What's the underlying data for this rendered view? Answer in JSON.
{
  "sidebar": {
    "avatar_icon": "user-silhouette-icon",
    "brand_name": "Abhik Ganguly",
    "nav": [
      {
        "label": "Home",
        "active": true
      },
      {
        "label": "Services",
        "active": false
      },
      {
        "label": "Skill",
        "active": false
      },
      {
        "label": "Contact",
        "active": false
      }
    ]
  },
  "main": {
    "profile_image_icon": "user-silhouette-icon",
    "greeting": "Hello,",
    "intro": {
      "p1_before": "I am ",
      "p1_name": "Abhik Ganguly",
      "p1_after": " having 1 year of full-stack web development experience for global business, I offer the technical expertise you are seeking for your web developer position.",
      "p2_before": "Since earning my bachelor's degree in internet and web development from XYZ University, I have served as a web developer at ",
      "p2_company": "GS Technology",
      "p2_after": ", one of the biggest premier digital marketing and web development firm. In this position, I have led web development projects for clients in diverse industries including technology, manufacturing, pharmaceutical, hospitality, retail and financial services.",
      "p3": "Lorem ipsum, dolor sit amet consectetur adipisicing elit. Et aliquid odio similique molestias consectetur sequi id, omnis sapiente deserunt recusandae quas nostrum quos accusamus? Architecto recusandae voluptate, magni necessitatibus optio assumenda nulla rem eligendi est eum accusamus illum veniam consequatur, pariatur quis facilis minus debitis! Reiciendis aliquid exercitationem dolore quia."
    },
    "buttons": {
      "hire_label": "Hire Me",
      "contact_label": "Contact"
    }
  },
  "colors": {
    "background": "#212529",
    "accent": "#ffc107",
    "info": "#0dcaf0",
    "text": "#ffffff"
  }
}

■ **Directive**:
In the records above, how many lines include the string "this"? Answer with only the number.

■ **Result**:
2